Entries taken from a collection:
============================================================

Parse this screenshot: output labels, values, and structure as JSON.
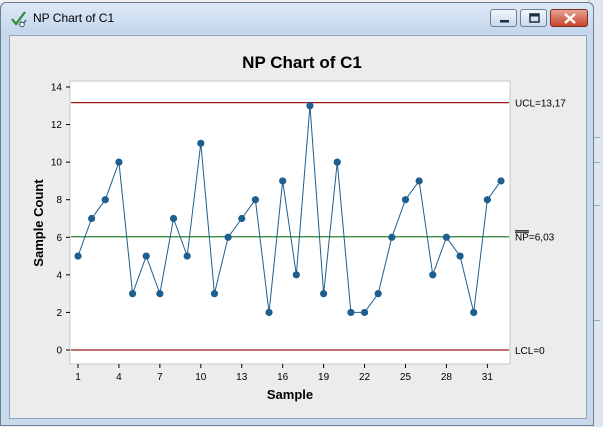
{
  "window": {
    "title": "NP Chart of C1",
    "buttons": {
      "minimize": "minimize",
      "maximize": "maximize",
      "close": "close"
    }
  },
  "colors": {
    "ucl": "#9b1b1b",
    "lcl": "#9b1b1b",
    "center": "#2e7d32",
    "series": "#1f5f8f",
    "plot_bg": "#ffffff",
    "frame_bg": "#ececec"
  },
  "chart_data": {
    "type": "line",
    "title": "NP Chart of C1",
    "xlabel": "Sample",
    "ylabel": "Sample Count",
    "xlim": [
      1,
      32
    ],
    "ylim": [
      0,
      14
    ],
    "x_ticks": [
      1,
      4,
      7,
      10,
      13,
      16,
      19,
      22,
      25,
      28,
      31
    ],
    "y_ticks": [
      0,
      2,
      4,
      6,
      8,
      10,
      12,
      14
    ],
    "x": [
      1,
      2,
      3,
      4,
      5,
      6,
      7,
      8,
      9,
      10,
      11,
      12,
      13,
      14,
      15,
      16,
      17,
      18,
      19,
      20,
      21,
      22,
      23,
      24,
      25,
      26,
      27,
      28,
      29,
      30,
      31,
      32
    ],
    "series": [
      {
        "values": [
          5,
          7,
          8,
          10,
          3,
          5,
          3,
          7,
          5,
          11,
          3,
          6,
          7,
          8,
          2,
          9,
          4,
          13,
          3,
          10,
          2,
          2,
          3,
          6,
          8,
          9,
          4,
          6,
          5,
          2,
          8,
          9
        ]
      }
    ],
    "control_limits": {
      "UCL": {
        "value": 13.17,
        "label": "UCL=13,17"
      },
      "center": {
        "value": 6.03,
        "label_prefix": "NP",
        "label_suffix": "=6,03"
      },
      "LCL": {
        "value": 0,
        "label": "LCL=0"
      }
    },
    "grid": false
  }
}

============================================================

> [Short exercise]:
Quote the material in full and exactly; do not carry over its pictures.

> [Task output]:
Parse this screenshot: output labels, values, and structure as JSON.
{
  "window": {
    "title": "NP Chart of C1",
    "buttons": {
      "minimize": "minimize",
      "maximize": "maximize",
      "close": "close"
    }
  },
  "colors": {
    "ucl": "#9b1b1b",
    "lcl": "#9b1b1b",
    "center": "#2e7d32",
    "series": "#1f5f8f",
    "plot_bg": "#ffffff",
    "frame_bg": "#ececec"
  },
  "chart_data": {
    "type": "line",
    "title": "NP Chart of C1",
    "xlabel": "Sample",
    "ylabel": "Sample Count",
    "xlim": [
      1,
      32
    ],
    "ylim": [
      0,
      14
    ],
    "x_ticks": [
      1,
      4,
      7,
      10,
      13,
      16,
      19,
      22,
      25,
      28,
      31
    ],
    "y_ticks": [
      0,
      2,
      4,
      6,
      8,
      10,
      12,
      14
    ],
    "x": [
      1,
      2,
      3,
      4,
      5,
      6,
      7,
      8,
      9,
      10,
      11,
      12,
      13,
      14,
      15,
      16,
      17,
      18,
      19,
      20,
      21,
      22,
      23,
      24,
      25,
      26,
      27,
      28,
      29,
      30,
      31,
      32
    ],
    "series": [
      {
        "values": [
          5,
          7,
          8,
          10,
          3,
          5,
          3,
          7,
          5,
          11,
          3,
          6,
          7,
          8,
          2,
          9,
          4,
          13,
          3,
          10,
          2,
          2,
          3,
          6,
          8,
          9,
          4,
          6,
          5,
          2,
          8,
          9
        ]
      }
    ],
    "control_limits": {
      "UCL": {
        "value": 13.17,
        "label": "UCL=13,17"
      },
      "center": {
        "value": 6.03,
        "label_prefix": "NP",
        "label_suffix": "=6,03"
      },
      "LCL": {
        "value": 0,
        "label": "LCL=0"
      }
    },
    "grid": false
  }
}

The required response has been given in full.